In the data below, locate each line with the word "name" and list it.

## Start DATA PROVIDED

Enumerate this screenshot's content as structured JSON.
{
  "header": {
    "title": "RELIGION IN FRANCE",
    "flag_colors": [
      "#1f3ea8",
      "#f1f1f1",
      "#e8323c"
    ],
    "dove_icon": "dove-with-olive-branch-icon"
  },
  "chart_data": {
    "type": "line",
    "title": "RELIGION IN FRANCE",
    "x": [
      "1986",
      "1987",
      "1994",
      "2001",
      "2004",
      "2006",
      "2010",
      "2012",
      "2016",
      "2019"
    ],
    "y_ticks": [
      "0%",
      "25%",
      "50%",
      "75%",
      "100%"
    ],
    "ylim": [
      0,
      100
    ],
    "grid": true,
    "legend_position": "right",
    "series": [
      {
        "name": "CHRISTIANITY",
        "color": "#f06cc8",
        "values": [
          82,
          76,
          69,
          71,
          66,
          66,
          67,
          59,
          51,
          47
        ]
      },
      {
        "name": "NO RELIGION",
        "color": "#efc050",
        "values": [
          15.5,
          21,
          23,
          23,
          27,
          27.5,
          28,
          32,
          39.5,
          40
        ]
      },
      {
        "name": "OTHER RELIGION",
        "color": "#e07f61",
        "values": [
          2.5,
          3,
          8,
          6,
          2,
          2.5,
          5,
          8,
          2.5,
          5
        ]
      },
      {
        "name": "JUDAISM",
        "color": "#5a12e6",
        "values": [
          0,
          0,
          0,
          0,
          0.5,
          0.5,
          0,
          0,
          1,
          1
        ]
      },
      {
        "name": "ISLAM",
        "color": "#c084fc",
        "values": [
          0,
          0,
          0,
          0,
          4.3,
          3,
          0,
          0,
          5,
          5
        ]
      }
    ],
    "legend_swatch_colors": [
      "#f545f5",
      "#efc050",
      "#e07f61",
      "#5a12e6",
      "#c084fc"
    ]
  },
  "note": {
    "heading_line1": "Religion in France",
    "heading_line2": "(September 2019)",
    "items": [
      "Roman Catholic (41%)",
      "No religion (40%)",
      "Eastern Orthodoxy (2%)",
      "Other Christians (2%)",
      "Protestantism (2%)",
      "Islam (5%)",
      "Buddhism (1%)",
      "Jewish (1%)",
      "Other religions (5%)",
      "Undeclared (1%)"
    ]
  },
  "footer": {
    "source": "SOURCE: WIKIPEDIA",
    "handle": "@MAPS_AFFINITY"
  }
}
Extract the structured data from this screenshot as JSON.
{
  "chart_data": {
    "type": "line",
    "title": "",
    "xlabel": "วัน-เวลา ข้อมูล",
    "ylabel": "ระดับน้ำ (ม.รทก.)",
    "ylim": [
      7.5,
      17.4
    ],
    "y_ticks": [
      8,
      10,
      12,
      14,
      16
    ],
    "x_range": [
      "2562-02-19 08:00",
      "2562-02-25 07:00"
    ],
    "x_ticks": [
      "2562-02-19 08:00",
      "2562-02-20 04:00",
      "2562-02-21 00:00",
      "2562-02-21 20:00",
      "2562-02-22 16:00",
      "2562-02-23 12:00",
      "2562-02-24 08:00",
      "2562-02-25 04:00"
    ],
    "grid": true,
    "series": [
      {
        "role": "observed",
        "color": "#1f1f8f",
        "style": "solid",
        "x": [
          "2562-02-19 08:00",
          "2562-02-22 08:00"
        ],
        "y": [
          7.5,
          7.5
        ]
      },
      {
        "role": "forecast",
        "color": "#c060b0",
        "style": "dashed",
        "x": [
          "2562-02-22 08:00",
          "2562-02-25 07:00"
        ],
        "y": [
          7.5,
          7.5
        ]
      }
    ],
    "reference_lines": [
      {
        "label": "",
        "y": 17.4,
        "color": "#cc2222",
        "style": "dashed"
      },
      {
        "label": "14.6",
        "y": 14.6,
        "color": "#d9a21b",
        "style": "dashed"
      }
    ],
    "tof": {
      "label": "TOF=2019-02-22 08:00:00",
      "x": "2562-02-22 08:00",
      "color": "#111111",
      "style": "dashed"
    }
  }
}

## End DATA PROVIDED

EXERCISE OUTPUT:
        "name": "CHRISTIANITY",
        "name": "NO RELIGION",
        "name": "OTHER RELIGION",
        "name": "JUDAISM",
        "name": "ISLAM",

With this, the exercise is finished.